__OBJECTIVE__
Report how many lines hold the word "ylabel"; give nothing but the number.

Figure record listings:
↓↓↓
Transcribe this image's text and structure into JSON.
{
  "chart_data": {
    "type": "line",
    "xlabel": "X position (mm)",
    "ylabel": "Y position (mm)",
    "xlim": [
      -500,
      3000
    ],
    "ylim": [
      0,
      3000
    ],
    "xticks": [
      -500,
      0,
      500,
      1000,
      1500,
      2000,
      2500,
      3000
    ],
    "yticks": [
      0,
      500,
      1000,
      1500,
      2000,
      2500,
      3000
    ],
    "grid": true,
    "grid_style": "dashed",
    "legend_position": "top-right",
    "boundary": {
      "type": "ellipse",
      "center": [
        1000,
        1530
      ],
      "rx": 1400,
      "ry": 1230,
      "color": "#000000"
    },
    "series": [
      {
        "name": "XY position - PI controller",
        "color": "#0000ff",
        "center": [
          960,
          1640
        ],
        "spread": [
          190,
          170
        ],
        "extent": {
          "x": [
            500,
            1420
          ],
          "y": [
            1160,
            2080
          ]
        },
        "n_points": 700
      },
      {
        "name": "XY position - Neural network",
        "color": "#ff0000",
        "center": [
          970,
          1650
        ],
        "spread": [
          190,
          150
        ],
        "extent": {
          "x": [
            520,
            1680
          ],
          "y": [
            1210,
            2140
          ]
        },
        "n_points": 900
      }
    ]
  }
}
↑↑↑
↓↓↓
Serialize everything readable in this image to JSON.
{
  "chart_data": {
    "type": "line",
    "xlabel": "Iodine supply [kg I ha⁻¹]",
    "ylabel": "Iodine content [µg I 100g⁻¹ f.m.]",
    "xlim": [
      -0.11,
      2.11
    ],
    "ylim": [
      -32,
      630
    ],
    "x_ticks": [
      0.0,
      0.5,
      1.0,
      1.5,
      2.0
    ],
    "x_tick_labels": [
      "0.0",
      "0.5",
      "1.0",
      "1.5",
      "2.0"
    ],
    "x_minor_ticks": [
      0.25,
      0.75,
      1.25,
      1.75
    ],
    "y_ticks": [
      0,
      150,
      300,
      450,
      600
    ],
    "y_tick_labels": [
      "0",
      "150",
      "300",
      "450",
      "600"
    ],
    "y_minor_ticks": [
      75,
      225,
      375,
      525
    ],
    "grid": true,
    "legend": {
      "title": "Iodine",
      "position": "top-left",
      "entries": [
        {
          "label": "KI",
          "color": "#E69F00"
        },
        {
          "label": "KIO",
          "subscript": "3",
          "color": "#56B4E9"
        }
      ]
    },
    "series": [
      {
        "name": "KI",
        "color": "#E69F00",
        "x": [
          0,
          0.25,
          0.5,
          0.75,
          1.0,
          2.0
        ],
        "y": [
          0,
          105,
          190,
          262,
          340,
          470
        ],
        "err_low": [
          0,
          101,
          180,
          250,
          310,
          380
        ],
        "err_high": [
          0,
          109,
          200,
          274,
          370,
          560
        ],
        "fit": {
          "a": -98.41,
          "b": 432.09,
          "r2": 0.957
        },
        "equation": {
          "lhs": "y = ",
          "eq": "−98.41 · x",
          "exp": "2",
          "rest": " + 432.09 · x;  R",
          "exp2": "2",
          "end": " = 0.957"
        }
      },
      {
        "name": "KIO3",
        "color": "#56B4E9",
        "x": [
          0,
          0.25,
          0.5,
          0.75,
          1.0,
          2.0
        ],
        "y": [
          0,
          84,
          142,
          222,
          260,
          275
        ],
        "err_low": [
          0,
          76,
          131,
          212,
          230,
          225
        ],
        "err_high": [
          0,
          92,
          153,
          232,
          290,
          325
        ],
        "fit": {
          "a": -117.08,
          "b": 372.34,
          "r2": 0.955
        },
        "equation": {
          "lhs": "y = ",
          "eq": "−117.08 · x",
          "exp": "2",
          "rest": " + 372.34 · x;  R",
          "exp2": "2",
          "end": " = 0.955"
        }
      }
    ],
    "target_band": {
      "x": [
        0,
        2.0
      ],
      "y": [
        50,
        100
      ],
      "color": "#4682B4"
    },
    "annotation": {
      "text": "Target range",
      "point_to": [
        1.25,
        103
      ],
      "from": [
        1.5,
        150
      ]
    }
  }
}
↑↑↑
__ANSWER TO THIS PROBLEM__
2